_Objective_: Repeat, line for line, the entries printed below.

_Collected data_:
-- BEGIN --

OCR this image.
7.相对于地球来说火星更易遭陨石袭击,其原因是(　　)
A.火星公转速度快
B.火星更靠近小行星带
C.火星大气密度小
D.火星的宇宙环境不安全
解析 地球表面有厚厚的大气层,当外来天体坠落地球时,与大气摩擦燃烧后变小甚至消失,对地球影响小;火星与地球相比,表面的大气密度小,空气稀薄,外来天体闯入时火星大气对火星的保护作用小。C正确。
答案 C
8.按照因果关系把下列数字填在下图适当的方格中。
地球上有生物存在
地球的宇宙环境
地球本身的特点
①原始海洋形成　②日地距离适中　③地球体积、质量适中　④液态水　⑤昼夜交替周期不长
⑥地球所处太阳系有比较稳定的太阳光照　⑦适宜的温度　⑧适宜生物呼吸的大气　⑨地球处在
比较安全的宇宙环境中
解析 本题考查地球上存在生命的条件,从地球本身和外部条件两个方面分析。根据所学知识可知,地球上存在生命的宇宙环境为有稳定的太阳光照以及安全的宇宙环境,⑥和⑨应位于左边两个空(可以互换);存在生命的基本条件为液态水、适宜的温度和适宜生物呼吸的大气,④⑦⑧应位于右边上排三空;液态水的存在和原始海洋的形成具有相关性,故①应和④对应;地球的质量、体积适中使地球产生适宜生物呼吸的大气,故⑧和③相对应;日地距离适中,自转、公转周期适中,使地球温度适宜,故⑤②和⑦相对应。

-- END --

_Solved exercise_:
OCR this image.
7.相对于地球来说火星更易遭陨石袭击,其原因是(　　)
A.火星公转速度快
B.火星更靠近小行星带
C.火星大气密度小
D.火星的宇宙环境不安全
解析 地球表面有厚厚的大气层,当外来天体坠落地球时,与大气摩擦燃烧后变小甚至消失,对地球影响小;火星与地球相比,表面的大气密度小,空气稀薄,外来天体闯入时火星大气对火星的保护作用小。C正确。
答案 C
8.按照因果关系把下列数字填在下图适当的方格中。
地球上有生物存在
地球的宇宙环境
地球本身的特点
①原始海洋形成　②日地距离适中　③地球体积、质量适中　④液态水　⑤昼夜交替周期不长
⑥地球所处太阳系有比较稳定的太阳光照　⑦适宜的温度　⑧适宜生物呼吸的大气　⑨地球处在
比较安全的宇宙环境中
解析 本题考查地球上存在生命的条件,从地球本身和外部条件两个方面分析。根据所学知识可知,地球上存在生命的宇宙环境为有稳定的太阳光照以及安全的宇宙环境,⑥和⑨应位于左边两个空(可以互换);存在生命的基本条件为液态水、适宜的温度和适宜生物呼吸的大气,④⑦⑧应位于右边上排三空;液态水的存在和原始海洋的形成具有相关性,故①应和④对应;地球的质量、体积适中使地球产生适宜生物呼吸的大气,故⑧和③相对应;日地距离适中,自转、公转周期适中,使地球温度适宜,故⑤②和⑦相对应。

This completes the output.